#### [Request]
Copy out each line below exactly as it appears.

Part of a data file

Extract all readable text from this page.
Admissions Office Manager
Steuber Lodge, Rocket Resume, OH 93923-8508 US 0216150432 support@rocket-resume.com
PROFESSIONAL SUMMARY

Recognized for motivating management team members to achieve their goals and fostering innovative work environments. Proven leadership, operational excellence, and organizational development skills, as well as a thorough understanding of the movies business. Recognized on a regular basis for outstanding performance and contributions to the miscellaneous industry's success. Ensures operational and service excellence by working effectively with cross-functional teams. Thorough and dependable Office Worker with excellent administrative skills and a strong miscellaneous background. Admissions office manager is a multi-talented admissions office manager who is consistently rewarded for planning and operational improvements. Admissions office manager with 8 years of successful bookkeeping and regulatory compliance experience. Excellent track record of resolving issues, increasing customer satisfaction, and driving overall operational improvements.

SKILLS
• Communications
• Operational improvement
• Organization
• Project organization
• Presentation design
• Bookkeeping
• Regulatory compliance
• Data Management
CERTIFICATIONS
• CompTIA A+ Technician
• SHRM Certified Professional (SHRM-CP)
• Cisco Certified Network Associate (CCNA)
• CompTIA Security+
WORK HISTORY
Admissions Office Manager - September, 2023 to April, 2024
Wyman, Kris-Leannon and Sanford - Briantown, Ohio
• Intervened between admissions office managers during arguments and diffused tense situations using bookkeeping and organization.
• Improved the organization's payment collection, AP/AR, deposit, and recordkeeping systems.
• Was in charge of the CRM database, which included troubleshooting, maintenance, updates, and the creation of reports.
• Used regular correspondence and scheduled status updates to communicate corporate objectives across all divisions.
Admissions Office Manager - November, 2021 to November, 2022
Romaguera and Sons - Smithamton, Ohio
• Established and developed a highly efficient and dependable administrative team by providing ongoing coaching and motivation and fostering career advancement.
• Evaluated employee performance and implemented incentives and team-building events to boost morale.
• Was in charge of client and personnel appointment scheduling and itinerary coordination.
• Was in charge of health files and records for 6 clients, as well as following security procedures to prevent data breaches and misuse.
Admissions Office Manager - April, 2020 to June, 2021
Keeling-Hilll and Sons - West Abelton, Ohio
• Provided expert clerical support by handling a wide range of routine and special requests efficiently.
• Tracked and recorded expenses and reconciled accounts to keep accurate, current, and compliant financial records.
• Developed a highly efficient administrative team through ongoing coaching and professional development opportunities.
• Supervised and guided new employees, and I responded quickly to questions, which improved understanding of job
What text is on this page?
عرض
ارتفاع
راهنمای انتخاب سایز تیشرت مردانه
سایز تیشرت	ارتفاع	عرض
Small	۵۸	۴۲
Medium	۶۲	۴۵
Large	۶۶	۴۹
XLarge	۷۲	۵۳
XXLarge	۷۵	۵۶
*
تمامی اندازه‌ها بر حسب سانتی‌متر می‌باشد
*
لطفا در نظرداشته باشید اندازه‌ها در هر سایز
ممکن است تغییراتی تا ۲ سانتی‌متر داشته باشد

#### [Output below]
Extract all readable text from this page.
Admissions Office Manager
Steuber Lodge, Rocket Resume, OH 93923-8508 US 0216150432 support@rocket-resume.com
PROFESSIONAL SUMMARY

Recognized for motivating management team members to achieve their goals and fostering innovative work environments. Proven leadership, operational excellence, and organizational development skills, as well as a thorough understanding of the movies business. Recognized on a regular basis for outstanding performance and contributions to the miscellaneous industry's success. Ensures operational and service excellence by working effectively with cross-functional teams. Thorough and dependable Office Worker with excellent administrative skills and a strong miscellaneous background. Admissions office manager is a multi-talented admissions office manager who is consistently rewarded for planning and operational improvements. Admissions office manager with 8 years of successful bookkeeping and regulatory compliance experience. Excellent track record of resolving issues, increasing customer satisfaction, and driving overall operational improvements.

SKILLS
• Communications
• Operational improvement
• Organization
• Project organization
• Presentation design
• Bookkeeping
• Regulatory compliance
• Data Management
CERTIFICATIONS
• CompTIA A+ Technician
• SHRM Certified Professional (SHRM-CP)
• Cisco Certified Network Associate (CCNA)
• CompTIA Security+
WORK HISTORY
Admissions Office Manager - September, 2023 to April, 2024
Wyman, Kris-Leannon and Sanford - Briantown, Ohio
• Intervened between admissions office managers during arguments and diffused tense situations using bookkeeping and organization.
• Improved the organization's payment collection, AP/AR, deposit, and recordkeeping systems.
• Was in charge of the CRM database, which included troubleshooting, maintenance, updates, and the creation of reports.
• Used regular correspondence and scheduled status updates to communicate corporate objectives across all divisions.
Admissions Office Manager - November, 2021 to November, 2022
Romaguera and Sons - Smithamton, Ohio
• Established and developed a highly efficient and dependable administrative team by providing ongoing coaching and motivation and fostering career advancement.
• Evaluated employee performance and implemented incentives and team-building events to boost morale.
• Was in charge of client and personnel appointment scheduling and itinerary coordination.
• Was in charge of health files and records for 6 clients, as well as following security procedures to prevent data breaches and misuse.
Admissions Office Manager - April, 2020 to June, 2021
Keeling-Hilll and Sons - West Abelton, Ohio
• Provided expert clerical support by handling a wide range of routine and special requests efficiently.
• Tracked and recorded expenses and reconciled accounts to keep accurate, current, and compliant financial records.
• Developed a highly efficient administrative team through ongoing coaching and professional development opportunities.
• Supervised and guided new employees, and I responded quickly to questions, which improved understanding of job
What text is on this page?
عرض
ارتفاع
راهنمای انتخاب سایز تیشرت مردانه
سایز تیشرت	ارتفاع	عرض
Small	۵۸	۴۲
Medium	۶۲	۴۵
Large	۶۶	۴۹
XLarge	۷۲	۵۳
XXLarge	۷۵	۵۶
*
تمامی اندازه‌ها بر حسب سانتی‌متر می‌باشد
*
لطفا در نظرداشته باشید اندازه‌ها در هر سایز
ممکن است تغییراتی تا ۲ سانتی‌متر داشته باشد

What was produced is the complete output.